The entries below are to be written out again without alteration.

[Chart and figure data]
## START

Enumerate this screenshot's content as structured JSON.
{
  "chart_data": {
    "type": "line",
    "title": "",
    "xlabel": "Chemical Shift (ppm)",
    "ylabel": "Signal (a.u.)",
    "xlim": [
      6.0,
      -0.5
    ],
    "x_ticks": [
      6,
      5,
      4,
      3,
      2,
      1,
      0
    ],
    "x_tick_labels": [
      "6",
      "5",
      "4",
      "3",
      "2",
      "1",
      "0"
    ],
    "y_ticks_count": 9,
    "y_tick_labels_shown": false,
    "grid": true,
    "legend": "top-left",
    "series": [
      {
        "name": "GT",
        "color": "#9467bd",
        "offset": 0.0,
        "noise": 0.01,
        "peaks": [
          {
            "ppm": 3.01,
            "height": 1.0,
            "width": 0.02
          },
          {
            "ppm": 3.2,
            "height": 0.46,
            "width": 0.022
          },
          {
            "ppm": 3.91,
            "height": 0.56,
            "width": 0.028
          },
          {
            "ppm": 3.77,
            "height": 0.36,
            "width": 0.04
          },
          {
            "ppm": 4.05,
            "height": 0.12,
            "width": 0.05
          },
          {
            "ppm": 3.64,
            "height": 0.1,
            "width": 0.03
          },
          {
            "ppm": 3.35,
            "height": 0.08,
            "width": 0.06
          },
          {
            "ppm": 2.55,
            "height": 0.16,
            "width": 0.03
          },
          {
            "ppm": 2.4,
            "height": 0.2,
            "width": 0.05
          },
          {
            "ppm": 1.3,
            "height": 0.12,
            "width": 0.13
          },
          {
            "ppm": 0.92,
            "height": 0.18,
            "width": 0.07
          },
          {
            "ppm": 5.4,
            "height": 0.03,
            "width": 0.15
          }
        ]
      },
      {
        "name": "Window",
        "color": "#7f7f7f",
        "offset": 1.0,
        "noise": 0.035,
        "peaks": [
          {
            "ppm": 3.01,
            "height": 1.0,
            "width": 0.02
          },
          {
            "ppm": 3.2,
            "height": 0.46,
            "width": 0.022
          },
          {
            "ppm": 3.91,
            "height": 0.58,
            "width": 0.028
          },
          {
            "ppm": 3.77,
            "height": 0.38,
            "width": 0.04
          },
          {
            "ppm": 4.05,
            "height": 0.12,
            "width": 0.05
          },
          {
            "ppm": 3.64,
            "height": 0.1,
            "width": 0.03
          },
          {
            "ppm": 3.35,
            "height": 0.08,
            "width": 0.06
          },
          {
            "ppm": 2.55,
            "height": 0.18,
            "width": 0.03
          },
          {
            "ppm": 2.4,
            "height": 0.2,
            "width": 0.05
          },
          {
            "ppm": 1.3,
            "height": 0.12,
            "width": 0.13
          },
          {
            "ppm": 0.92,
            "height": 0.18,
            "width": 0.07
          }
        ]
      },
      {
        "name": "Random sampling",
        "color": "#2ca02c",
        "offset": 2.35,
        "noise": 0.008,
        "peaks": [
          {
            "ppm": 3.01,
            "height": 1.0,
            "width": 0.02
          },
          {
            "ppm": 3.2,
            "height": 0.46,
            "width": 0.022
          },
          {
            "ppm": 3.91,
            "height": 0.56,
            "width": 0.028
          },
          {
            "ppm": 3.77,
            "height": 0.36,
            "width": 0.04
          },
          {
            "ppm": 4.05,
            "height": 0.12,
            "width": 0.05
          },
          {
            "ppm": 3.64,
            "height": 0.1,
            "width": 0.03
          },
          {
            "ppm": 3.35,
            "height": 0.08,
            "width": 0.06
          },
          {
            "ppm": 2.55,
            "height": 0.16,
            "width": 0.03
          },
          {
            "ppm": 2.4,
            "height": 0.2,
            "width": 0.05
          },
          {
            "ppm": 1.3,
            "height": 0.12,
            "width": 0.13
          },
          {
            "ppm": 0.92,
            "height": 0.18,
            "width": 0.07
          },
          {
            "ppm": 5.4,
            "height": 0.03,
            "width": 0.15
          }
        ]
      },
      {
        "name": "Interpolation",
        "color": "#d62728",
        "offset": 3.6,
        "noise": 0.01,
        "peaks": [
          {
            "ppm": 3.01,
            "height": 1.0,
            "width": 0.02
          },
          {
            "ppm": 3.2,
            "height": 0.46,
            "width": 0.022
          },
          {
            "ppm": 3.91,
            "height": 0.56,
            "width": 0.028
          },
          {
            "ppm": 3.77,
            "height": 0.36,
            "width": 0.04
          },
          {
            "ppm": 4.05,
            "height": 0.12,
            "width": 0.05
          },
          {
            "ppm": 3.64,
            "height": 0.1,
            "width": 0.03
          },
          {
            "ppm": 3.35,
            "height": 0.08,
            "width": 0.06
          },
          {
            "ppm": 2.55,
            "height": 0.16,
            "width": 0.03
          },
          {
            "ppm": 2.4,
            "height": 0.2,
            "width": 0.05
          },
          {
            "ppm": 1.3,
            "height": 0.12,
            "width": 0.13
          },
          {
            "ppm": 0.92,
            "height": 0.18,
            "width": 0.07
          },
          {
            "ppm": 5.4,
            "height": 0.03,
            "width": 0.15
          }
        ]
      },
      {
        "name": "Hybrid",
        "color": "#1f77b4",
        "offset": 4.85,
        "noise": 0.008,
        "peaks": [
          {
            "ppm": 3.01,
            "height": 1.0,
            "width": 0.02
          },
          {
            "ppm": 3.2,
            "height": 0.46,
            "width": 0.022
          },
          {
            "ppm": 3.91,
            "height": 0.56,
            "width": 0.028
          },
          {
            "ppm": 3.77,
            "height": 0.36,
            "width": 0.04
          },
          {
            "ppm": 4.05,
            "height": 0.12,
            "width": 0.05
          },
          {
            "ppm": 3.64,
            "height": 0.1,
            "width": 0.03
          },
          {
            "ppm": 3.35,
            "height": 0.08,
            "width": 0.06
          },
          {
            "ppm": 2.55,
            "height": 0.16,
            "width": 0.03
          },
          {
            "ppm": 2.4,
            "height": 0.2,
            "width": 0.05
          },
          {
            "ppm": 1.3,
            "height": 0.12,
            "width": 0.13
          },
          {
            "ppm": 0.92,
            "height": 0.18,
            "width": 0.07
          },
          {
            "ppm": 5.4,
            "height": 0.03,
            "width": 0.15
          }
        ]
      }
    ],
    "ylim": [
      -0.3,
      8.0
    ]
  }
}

## END

## EXERCISE OUTPUT
Enumerate this screenshot's content as structured JSON.
{
  "chart_data": {
    "type": "line",
    "title": "",
    "xlabel": "Chemical Shift (ppm)",
    "ylabel": "Signal (a.u.)",
    "xlim": [
      6.0,
      -0.5
    ],
    "x_ticks": [
      6,
      5,
      4,
      3,
      2,
      1,
      0
    ],
    "x_tick_labels": [
      "6",
      "5",
      "4",
      "3",
      "2",
      "1",
      "0"
    ],
    "y_ticks_count": 9,
    "y_tick_labels_shown": false,
    "grid": true,
    "legend": "top-left",
    "series": [
      {
        "name": "GT",
        "color": "#9467bd",
        "offset": 0.0,
        "noise": 0.01,
        "peaks": [
          {
            "ppm": 3.01,
            "height": 1.0,
            "width": 0.02
          },
          {
            "ppm": 3.2,
            "height": 0.46,
            "width": 0.022
          },
          {
            "ppm": 3.91,
            "height": 0.56,
            "width": 0.028
          },
          {
            "ppm": 3.77,
            "height": 0.36,
            "width": 0.04
          },
          {
            "ppm": 4.05,
            "height": 0.12,
            "width": 0.05
          },
          {
            "ppm": 3.64,
            "height": 0.1,
            "width": 0.03
          },
          {
            "ppm": 3.35,
            "height": 0.08,
            "width": 0.06
          },
          {
            "ppm": 2.55,
            "height": 0.16,
            "width": 0.03
          },
          {
            "ppm": 2.4,
            "height": 0.2,
            "width": 0.05
          },
          {
            "ppm": 1.3,
            "height": 0.12,
            "width": 0.13
          },
          {
            "ppm": 0.92,
            "height": 0.18,
            "width": 0.07
          },
          {
            "ppm": 5.4,
            "height": 0.03,
            "width": 0.15
          }
        ]
      },
      {
        "name": "Window",
        "color": "#7f7f7f",
        "offset": 1.0,
        "noise": 0.035,
        "peaks": [
          {
            "ppm": 3.01,
            "height": 1.0,
            "width": 0.02
          },
          {
            "ppm": 3.2,
            "height": 0.46,
            "width": 0.022
          },
          {
            "ppm": 3.91,
            "height": 0.58,
            "width": 0.028
          },
          {
            "ppm": 3.77,
            "height": 0.38,
            "width": 0.04
          },
          {
            "ppm": 4.05,
            "height": 0.12,
            "width": 0.05
          },
          {
            "ppm": 3.64,
            "height": 0.1,
            "width": 0.03
          },
          {
            "ppm": 3.35,
            "height": 0.08,
            "width": 0.06
          },
          {
            "ppm": 2.55,
            "height": 0.18,
            "width": 0.03
          },
          {
            "ppm": 2.4,
            "height": 0.2,
            "width": 0.05
          },
          {
            "ppm": 1.3,
            "height": 0.12,
            "width": 0.13
          },
          {
            "ppm": 0.92,
            "height": 0.18,
            "width": 0.07
          }
        ]
      },
      {
        "name": "Random sampling",
        "color": "#2ca02c",
        "offset": 2.35,
        "noise": 0.008,
        "peaks": [
          {
            "ppm": 3.01,
            "height": 1.0,
            "width": 0.02
          },
          {
            "ppm": 3.2,
            "height": 0.46,
            "width": 0.022
          },
          {
            "ppm": 3.91,
            "height": 0.56,
            "width": 0.028
          },
          {
            "ppm": 3.77,
            "height": 0.36,
            "width": 0.04
          },
          {
            "ppm": 4.05,
            "height": 0.12,
            "width": 0.05
          },
          {
            "ppm": 3.64,
            "height": 0.1,
            "width": 0.03
          },
          {
            "ppm": 3.35,
            "height": 0.08,
            "width": 0.06
          },
          {
            "ppm": 2.55,
            "height": 0.16,
            "width": 0.03
          },
          {
            "ppm": 2.4,
            "height": 0.2,
            "width": 0.05
          },
          {
            "ppm": 1.3,
            "height": 0.12,
            "width": 0.13
          },
          {
            "ppm": 0.92,
            "height": 0.18,
            "width": 0.07
          },
          {
            "ppm": 5.4,
            "height": 0.03,
            "width": 0.15
          }
        ]
      },
      {
        "name": "Interpolation",
        "color": "#d62728",
        "offset": 3.6,
        "noise": 0.01,
        "peaks": [
          {
            "ppm": 3.01,
            "height": 1.0,
            "width": 0.02
          },
          {
            "ppm": 3.2,
            "height": 0.46,
            "width": 0.022
          },
          {
            "ppm": 3.91,
            "height": 0.56,
            "width": 0.028
          },
          {
            "ppm": 3.77,
            "height": 0.36,
            "width": 0.04
          },
          {
            "ppm": 4.05,
            "height": 0.12,
            "width": 0.05
          },
          {
            "ppm": 3.64,
            "height": 0.1,
            "width": 0.03
          },
          {
            "ppm": 3.35,
            "height": 0.08,
            "width": 0.06
          },
          {
            "ppm": 2.55,
            "height": 0.16,
            "width": 0.03
          },
          {
            "ppm": 2.4,
            "height": 0.2,
            "width": 0.05
          },
          {
            "ppm": 1.3,
            "height": 0.12,
            "width": 0.13
          },
          {
            "ppm": 0.92,
            "height": 0.18,
            "width": 0.07
          },
          {
            "ppm": 5.4,
            "height": 0.03,
            "width": 0.15
          }
        ]
      },
      {
        "name": "Hybrid",
        "color": "#1f77b4",
        "offset": 4.85,
        "noise": 0.008,
        "peaks": [
          {
            "ppm": 3.01,
            "height": 1.0,
            "width": 0.02
          },
          {
            "ppm": 3.2,
            "height": 0.46,
            "width": 0.022
          },
          {
            "ppm": 3.91,
            "height": 0.56,
            "width": 0.028
          },
          {
            "ppm": 3.77,
            "height": 0.36,
            "width": 0.04
          },
          {
            "ppm": 4.05,
            "height": 0.12,
            "width": 0.05
          },
          {
            "ppm": 3.64,
            "height": 0.1,
            "width": 0.03
          },
          {
            "ppm": 3.35,
            "height": 0.08,
            "width": 0.06
          },
          {
            "ppm": 2.55,
            "height": 0.16,
            "width": 0.03
          },
          {
            "ppm": 2.4,
            "height": 0.2,
            "width": 0.05
          },
          {
            "ppm": 1.3,
            "height": 0.12,
            "width": 0.13
          },
          {
            "ppm": 0.92,
            "height": 0.18,
            "width": 0.07
          },
          {
            "ppm": 5.4,
            "height": 0.03,
            "width": 0.15
          }
        ]
      }
    ],
    "ylim": [
      -0.3,
      8.0
    ]
  }
}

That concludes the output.